==== The records

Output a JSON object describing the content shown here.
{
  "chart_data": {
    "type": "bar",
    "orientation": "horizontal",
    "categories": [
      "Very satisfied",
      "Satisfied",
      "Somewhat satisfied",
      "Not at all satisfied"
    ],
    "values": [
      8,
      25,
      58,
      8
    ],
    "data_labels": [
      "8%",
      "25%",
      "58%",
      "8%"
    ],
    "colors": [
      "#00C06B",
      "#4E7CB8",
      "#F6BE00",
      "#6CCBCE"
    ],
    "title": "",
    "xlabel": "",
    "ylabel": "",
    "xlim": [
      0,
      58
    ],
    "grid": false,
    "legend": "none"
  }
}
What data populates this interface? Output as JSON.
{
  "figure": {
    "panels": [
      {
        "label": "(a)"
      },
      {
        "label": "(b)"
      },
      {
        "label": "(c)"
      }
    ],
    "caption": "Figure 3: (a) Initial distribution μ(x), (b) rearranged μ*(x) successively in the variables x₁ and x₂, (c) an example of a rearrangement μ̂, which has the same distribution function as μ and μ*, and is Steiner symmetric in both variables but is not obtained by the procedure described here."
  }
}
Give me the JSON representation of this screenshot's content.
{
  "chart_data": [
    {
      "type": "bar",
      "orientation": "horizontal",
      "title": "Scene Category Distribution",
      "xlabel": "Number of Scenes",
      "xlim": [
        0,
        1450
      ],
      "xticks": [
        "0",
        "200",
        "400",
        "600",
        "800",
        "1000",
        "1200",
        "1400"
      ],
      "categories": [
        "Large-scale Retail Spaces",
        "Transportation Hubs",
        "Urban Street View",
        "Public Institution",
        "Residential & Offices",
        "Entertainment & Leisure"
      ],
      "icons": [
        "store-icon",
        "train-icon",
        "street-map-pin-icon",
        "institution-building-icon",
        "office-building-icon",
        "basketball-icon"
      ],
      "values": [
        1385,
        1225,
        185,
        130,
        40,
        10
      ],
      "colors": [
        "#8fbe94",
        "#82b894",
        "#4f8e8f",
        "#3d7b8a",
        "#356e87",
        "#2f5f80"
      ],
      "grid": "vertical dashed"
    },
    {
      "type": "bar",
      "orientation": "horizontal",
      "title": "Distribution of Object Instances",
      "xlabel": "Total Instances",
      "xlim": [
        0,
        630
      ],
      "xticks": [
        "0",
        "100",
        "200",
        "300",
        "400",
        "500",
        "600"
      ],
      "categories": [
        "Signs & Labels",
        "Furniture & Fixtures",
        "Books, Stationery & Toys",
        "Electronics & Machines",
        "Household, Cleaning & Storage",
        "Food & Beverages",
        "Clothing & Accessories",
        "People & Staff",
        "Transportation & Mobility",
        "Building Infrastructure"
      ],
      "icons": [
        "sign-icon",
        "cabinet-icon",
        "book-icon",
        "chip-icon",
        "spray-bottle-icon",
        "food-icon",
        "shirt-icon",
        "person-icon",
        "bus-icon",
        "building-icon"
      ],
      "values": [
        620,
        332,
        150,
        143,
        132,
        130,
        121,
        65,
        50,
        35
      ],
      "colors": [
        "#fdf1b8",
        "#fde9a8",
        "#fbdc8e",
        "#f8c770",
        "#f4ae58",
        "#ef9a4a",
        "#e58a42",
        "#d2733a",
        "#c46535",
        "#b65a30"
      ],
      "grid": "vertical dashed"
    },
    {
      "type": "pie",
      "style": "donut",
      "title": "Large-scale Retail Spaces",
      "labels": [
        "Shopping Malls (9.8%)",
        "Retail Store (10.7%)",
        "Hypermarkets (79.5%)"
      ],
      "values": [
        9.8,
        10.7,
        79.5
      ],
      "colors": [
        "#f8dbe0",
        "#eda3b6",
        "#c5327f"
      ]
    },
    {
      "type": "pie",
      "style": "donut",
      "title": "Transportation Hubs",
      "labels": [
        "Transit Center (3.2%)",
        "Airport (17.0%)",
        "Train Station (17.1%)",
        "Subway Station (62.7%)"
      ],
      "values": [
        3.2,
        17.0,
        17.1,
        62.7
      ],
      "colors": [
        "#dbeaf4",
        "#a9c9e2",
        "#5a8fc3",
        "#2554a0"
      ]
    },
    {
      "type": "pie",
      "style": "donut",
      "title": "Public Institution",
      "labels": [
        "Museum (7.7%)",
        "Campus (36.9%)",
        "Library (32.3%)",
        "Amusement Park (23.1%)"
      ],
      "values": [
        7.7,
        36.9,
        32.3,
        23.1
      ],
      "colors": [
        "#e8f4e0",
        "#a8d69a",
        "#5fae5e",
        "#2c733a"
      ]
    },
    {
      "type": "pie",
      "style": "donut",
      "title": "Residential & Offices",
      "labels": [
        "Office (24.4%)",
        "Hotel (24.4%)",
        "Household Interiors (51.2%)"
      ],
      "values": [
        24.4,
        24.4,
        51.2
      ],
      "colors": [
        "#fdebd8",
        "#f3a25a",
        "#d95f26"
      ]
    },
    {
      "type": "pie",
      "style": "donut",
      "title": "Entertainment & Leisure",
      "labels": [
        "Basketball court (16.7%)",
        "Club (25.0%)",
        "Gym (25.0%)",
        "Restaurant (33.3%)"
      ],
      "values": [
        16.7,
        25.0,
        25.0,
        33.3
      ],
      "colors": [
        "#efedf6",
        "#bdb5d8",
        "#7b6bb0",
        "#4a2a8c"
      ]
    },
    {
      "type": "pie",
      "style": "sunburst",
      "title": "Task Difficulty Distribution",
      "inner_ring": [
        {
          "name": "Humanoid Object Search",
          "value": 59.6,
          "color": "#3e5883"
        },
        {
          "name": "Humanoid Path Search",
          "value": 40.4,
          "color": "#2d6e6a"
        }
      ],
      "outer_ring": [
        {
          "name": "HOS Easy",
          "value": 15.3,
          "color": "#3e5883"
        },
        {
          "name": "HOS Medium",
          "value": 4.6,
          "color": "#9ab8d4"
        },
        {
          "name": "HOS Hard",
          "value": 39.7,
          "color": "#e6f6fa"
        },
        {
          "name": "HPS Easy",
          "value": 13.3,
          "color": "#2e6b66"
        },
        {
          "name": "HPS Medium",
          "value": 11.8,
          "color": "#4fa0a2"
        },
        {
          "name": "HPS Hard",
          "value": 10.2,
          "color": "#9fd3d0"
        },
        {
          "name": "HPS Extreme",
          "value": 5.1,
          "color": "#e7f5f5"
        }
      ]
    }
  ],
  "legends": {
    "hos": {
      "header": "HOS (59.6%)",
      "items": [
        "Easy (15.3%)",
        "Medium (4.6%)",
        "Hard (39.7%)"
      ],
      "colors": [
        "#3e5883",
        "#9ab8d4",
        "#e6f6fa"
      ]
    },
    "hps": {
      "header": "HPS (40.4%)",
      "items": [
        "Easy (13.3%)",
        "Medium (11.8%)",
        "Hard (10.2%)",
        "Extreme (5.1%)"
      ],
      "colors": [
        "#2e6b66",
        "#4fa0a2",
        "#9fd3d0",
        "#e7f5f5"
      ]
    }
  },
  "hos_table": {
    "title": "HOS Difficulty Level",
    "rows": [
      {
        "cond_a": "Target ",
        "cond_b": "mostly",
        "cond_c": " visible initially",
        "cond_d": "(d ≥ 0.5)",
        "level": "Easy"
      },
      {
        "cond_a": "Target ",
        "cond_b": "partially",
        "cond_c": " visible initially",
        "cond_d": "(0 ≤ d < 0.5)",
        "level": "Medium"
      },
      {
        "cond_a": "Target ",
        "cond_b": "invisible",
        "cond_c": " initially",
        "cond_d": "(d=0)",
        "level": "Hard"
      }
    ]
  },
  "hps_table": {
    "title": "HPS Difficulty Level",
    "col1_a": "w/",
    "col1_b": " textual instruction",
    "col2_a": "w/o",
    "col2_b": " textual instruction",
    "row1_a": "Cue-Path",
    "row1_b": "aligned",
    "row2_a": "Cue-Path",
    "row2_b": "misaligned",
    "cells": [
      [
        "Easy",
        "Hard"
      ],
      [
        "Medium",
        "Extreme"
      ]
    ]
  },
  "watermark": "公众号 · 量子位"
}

========

## What this task involves:
Select every line in the material above where the string "name" occurs, and copy it.

## Solution:
          "name": "Humanoid Object Search",
          "name": "Humanoid Path Search",
          "name": "HOS Easy",
          "name": "HOS Medium",
          "name": "HOS Hard",
          "name": "HPS Easy",
          "name": "HPS Medium",
          "name": "HPS Hard",
          "name": "HPS Extreme",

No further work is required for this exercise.